▶ INPUT DATA:
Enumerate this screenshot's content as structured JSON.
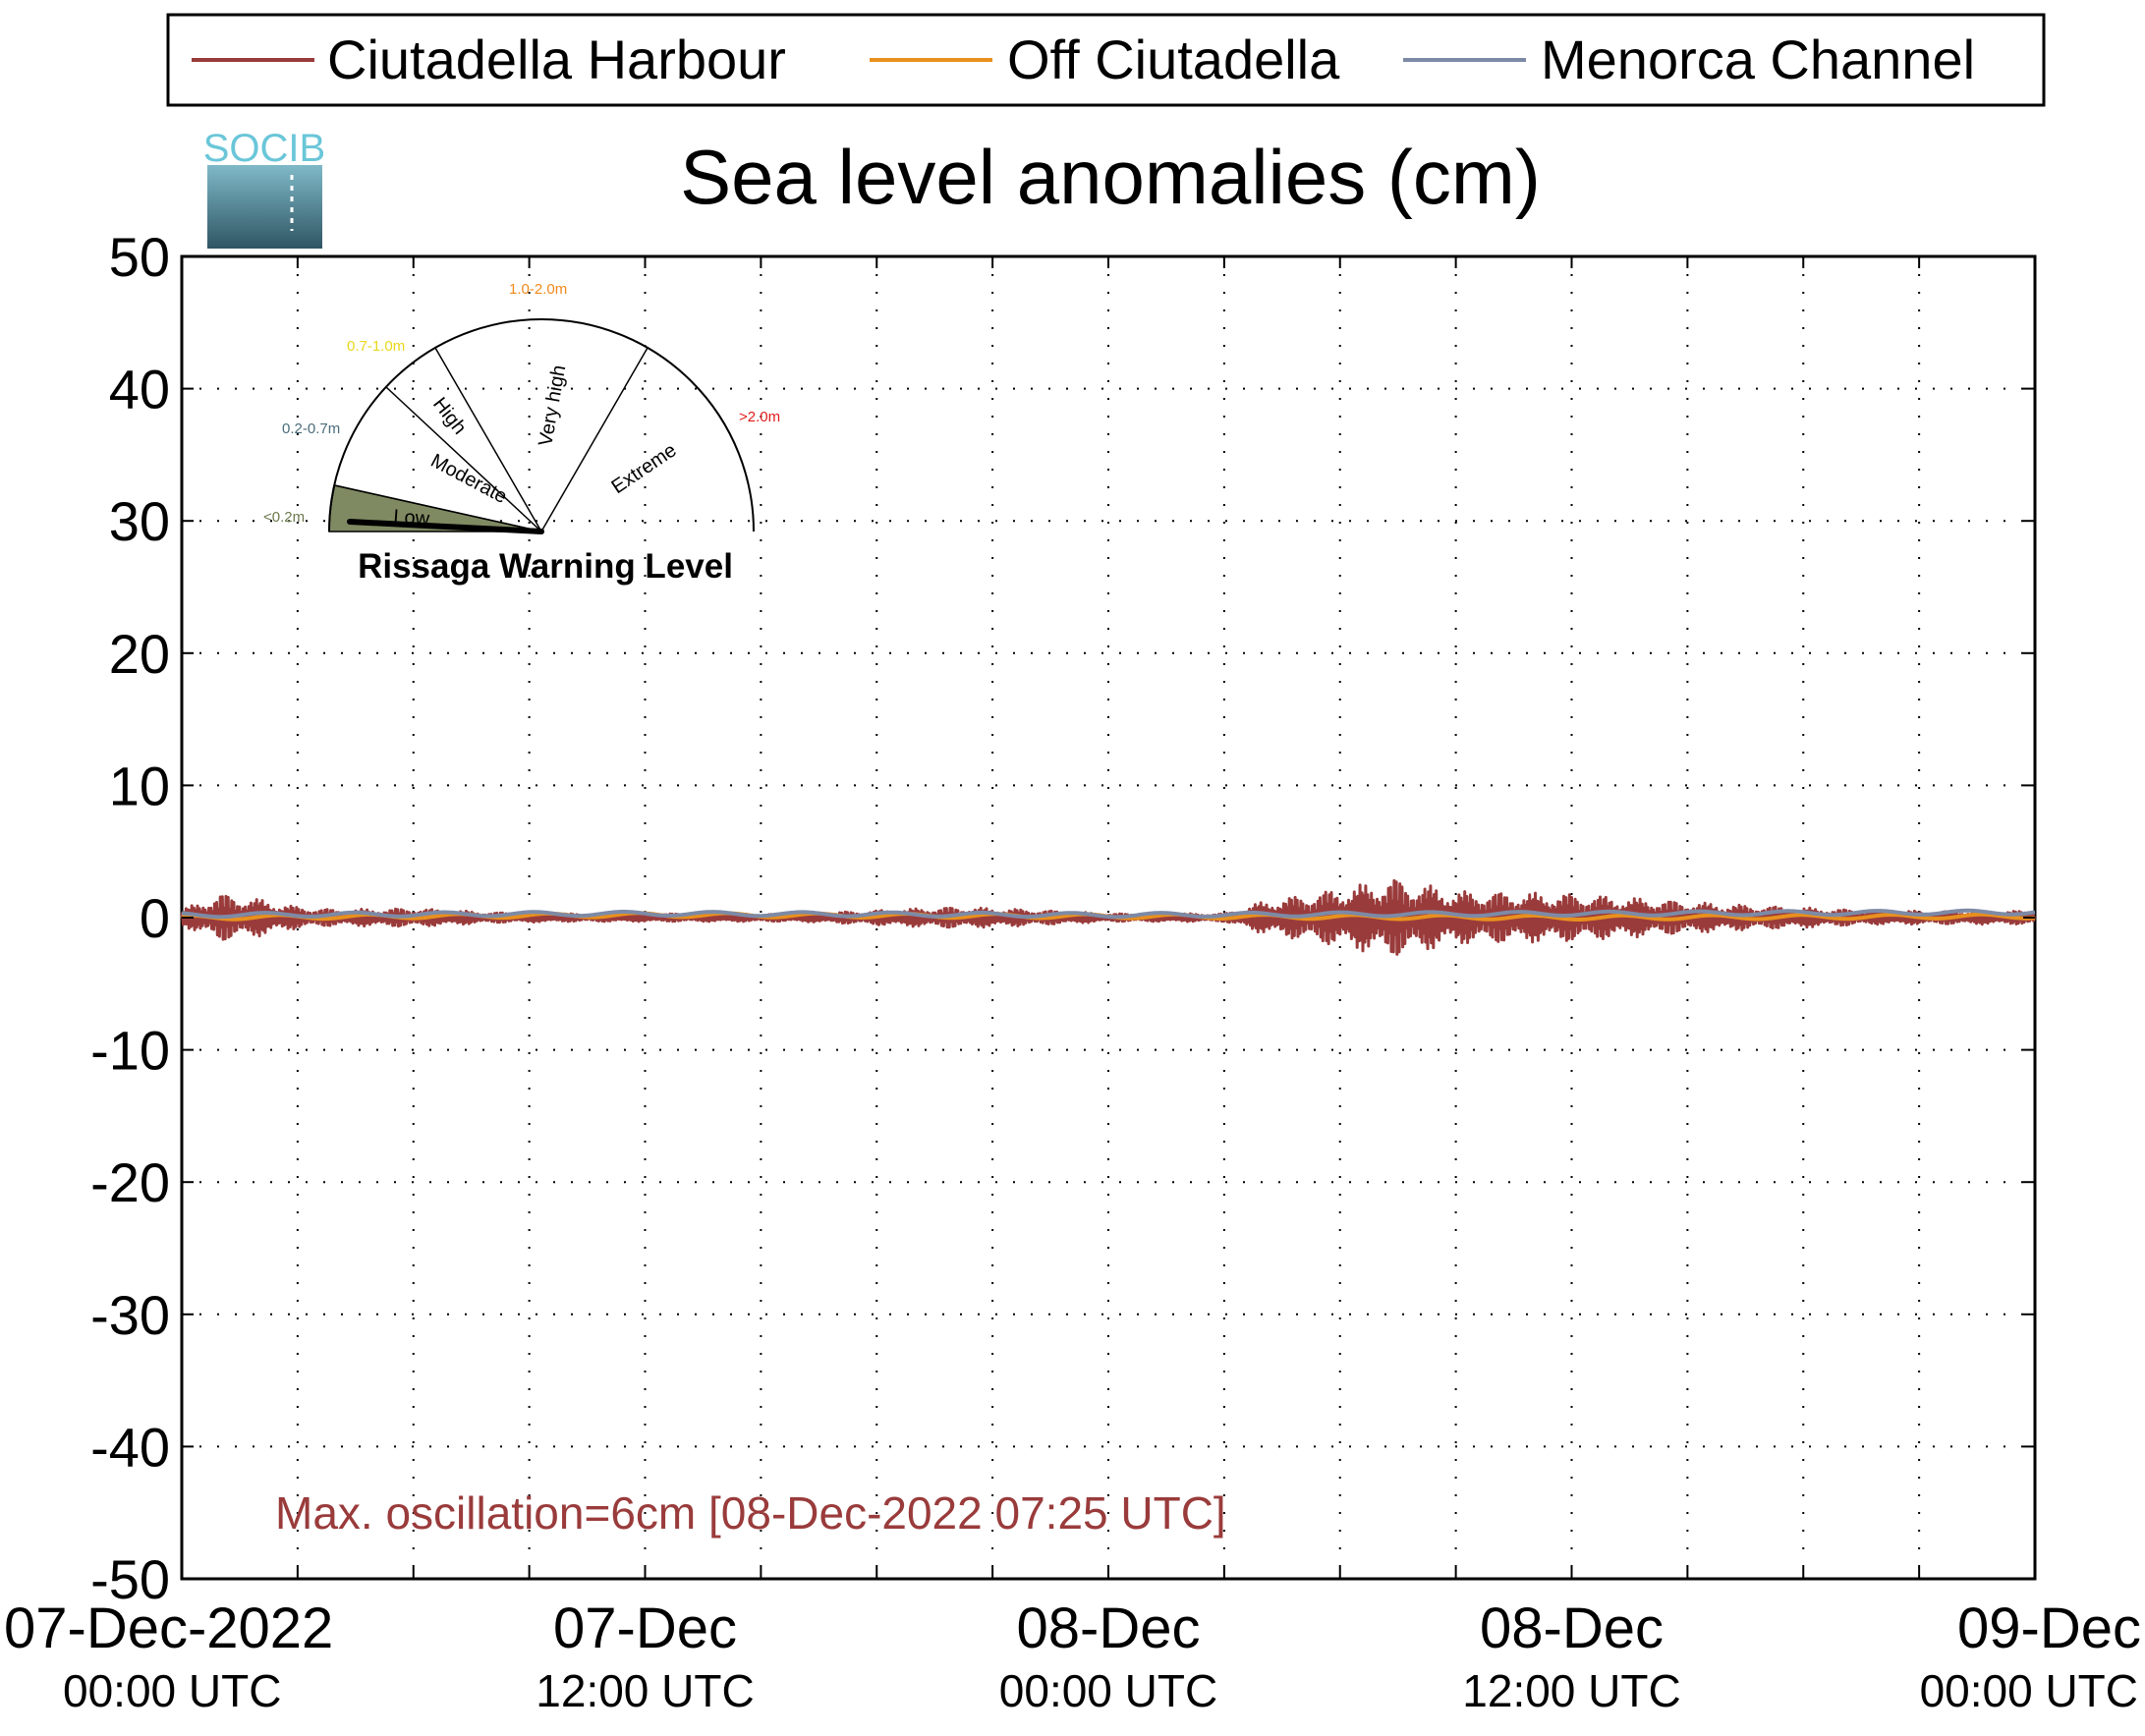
{
  "legend": {
    "items": [
      {
        "label": "Ciutadella Harbour",
        "color": "#9a3b3b"
      },
      {
        "label": "Off Ciutadella",
        "color": "#e8901e"
      },
      {
        "label": "Menorca Channel",
        "color": "#7d8aa6"
      }
    ]
  },
  "logo": {
    "text": "SOCIB"
  },
  "gauge": {
    "title": "Rissaga Warning Level",
    "sectors": [
      {
        "name": "Low",
        "range": "<0.2m",
        "range_color": "#6b7a4d"
      },
      {
        "name": "Moderate",
        "range": "0.2-0.7m",
        "range_color": "#4a6d7a"
      },
      {
        "name": "High",
        "range": "0.7-1.0m",
        "range_color": "#e8d81c"
      },
      {
        "name": "Very high",
        "range": "1.0-2.0m",
        "range_color": "#f08a1c"
      },
      {
        "name": "Extreme",
        "range": ">2.0m",
        "range_color": "#e01b1b"
      }
    ],
    "active_level": "Low"
  },
  "annotation": {
    "text": "Max. oscillation=6cm [08-Dec-2022 07:25 UTC]",
    "color": "#9a3b3b"
  },
  "chart_data": {
    "type": "line",
    "title": "Sea level anomalies (cm)",
    "ylim": [
      -50,
      50
    ],
    "yticks": [
      "50",
      "40",
      "30",
      "20",
      "10",
      "0",
      "-10",
      "-20",
      "-30",
      "-40",
      "-50"
    ],
    "xlim": [
      "2022-12-07 00:00",
      "2022-12-09 00:00"
    ],
    "xticks": [
      {
        "date": "07-Dec-2022",
        "time": "00:00 UTC"
      },
      {
        "date": "07-Dec",
        "time": "12:00 UTC"
      },
      {
        "date": "08-Dec",
        "time": "00:00 UTC"
      },
      {
        "date": "08-Dec",
        "time": "12:00 UTC"
      },
      {
        "date": "09-Dec",
        "time": "00:00 UTC"
      }
    ],
    "grid": true,
    "legend_position": "top",
    "series": [
      {
        "name": "Ciutadella Harbour",
        "color": "#9a3b3b",
        "x": [
          "2022-12-07 00:00",
          "2022-12-07 01:00",
          "2022-12-07 02:00",
          "2022-12-07 03:00",
          "2022-12-07 04:00",
          "2022-12-07 06:00",
          "2022-12-07 08:00",
          "2022-12-07 10:00",
          "2022-12-07 12:00",
          "2022-12-07 16:00",
          "2022-12-07 20:00",
          "2022-12-07 22:00",
          "2022-12-08 00:00",
          "2022-12-08 03:00",
          "2022-12-08 04:00",
          "2022-12-08 06:00",
          "2022-12-08 07:25",
          "2022-12-08 09:00",
          "2022-12-08 12:00",
          "2022-12-08 14:00",
          "2022-12-08 16:00",
          "2022-12-08 20:00",
          "2022-12-09 00:00"
        ],
        "amplitude": [
          0.6,
          1.8,
          1.4,
          0.8,
          0.6,
          0.7,
          0.4,
          0.3,
          0.3,
          0.3,
          0.8,
          0.6,
          0.3,
          0.3,
          1.2,
          2.2,
          3.0,
          2.0,
          1.8,
          1.4,
          1.0,
          0.5,
          0.5
        ]
      },
      {
        "name": "Off Ciutadella",
        "color": "#e8901e",
        "x": [
          "2022-12-07 00:00",
          "2022-12-07 12:00",
          "2022-12-08 00:00",
          "2022-12-08 12:00",
          "2022-12-09 00:00"
        ],
        "values": [
          0.0,
          0.2,
          0.1,
          0.0,
          0.1
        ]
      },
      {
        "name": "Menorca Channel",
        "color": "#7d8aa6",
        "x": [
          "2022-12-07 00:00",
          "2022-12-07 12:00",
          "2022-12-08 00:00",
          "2022-12-08 12:00",
          "2022-12-09 00:00"
        ],
        "values": [
          0.2,
          0.3,
          0.2,
          0.3,
          0.4
        ]
      }
    ]
  }
}
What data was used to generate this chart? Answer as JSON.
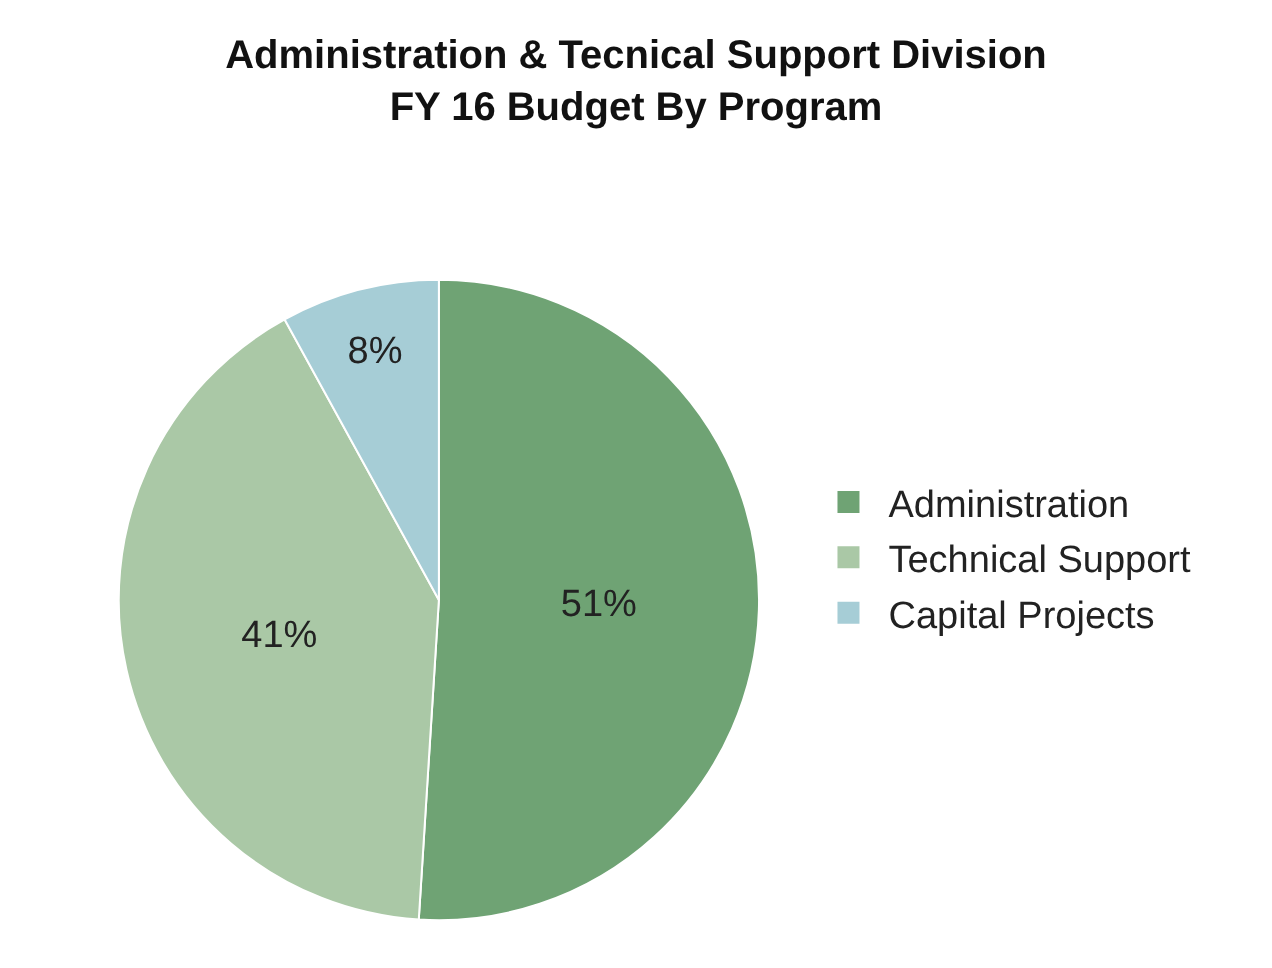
{
  "chart_data": {
    "type": "pie",
    "title": "Administration & Tecnical Support Division\nFY 16 Budget By Program",
    "categories": [
      "Administration",
      "Technical Support",
      "Capital Projects"
    ],
    "values": [
      51,
      41,
      8
    ],
    "value_labels": [
      "51%",
      "41%",
      "8%"
    ],
    "colors": [
      "#6fa374",
      "#aac8a6",
      "#a6cdd6"
    ],
    "legend": "right"
  }
}
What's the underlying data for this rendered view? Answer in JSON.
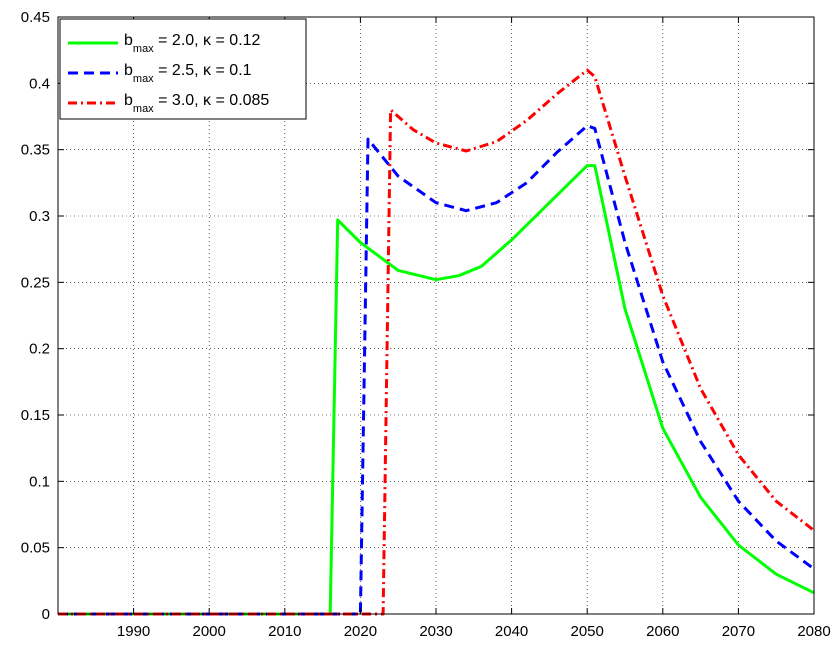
{
  "chart_data": {
    "type": "line",
    "title": "",
    "xlabel": "",
    "ylabel": "",
    "xlim": [
      1980,
      2080
    ],
    "ylim": [
      0,
      0.45
    ],
    "xticks": [
      1990,
      2000,
      2010,
      2020,
      2030,
      2040,
      2050,
      2060,
      2070,
      2080
    ],
    "yticks": [
      0,
      0.05,
      0.1,
      0.15,
      0.2,
      0.25,
      0.3,
      0.35,
      0.4,
      0.45
    ],
    "xtick_labels": [
      "1990",
      "2000",
      "2010",
      "2020",
      "2030",
      "2040",
      "2050",
      "2060",
      "2070",
      "2080"
    ],
    "ytick_labels": [
      "0",
      "0.05",
      "0.1",
      "0.15",
      "0.2",
      "0.25",
      "0.3",
      "0.35",
      "0.4",
      "0.45"
    ],
    "grid": true,
    "legend_position": "top-left",
    "series": [
      {
        "name": "b_max = 2.0, κ = 0.12",
        "legend": {
          "base": "b",
          "sub": "max",
          "rest": " = 2.0, κ = 0.12"
        },
        "color": "#00ff00",
        "style": "solid",
        "x": [
          1980,
          2016,
          2017,
          2020,
          2025,
          2030,
          2033,
          2036,
          2040,
          2045,
          2050,
          2051,
          2055,
          2060,
          2065,
          2070,
          2075,
          2080
        ],
        "y": [
          0,
          0,
          0.297,
          0.28,
          0.259,
          0.252,
          0.255,
          0.262,
          0.282,
          0.31,
          0.338,
          0.338,
          0.23,
          0.14,
          0.088,
          0.052,
          0.03,
          0.016
        ]
      },
      {
        "name": "b_max = 2.5, κ = 0.1",
        "legend": {
          "base": "b",
          "sub": "max",
          "rest": " = 2.5, κ = 0.1"
        },
        "color": "#0000ff",
        "style": "dashed",
        "x": [
          1980,
          2020,
          2021,
          2025,
          2030,
          2034,
          2038,
          2042,
          2046,
          2050,
          2051,
          2055,
          2060,
          2065,
          2070,
          2075,
          2080
        ],
        "y": [
          0,
          0,
          0.358,
          0.33,
          0.31,
          0.304,
          0.31,
          0.325,
          0.348,
          0.368,
          0.366,
          0.28,
          0.19,
          0.13,
          0.085,
          0.055,
          0.034
        ]
      },
      {
        "name": "b_max = 3.0, κ = 0.085",
        "legend": {
          "base": "b",
          "sub": "max",
          "rest": " = 3.0, κ = 0.085"
        },
        "color": "#ff0000",
        "style": "dashdot",
        "x": [
          1980,
          2023,
          2024,
          2027,
          2030,
          2034,
          2038,
          2042,
          2046,
          2050,
          2051,
          2055,
          2060,
          2065,
          2070,
          2075,
          2080
        ],
        "y": [
          0,
          0,
          0.38,
          0.365,
          0.355,
          0.349,
          0.356,
          0.372,
          0.392,
          0.41,
          0.405,
          0.33,
          0.24,
          0.17,
          0.12,
          0.085,
          0.063
        ]
      }
    ]
  }
}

▶ WORK TO COMPLETE: Tally up how many lines in the preceding listing contain the word "JSON". Give nothing but the number.

▶ TASK ANSWER: 3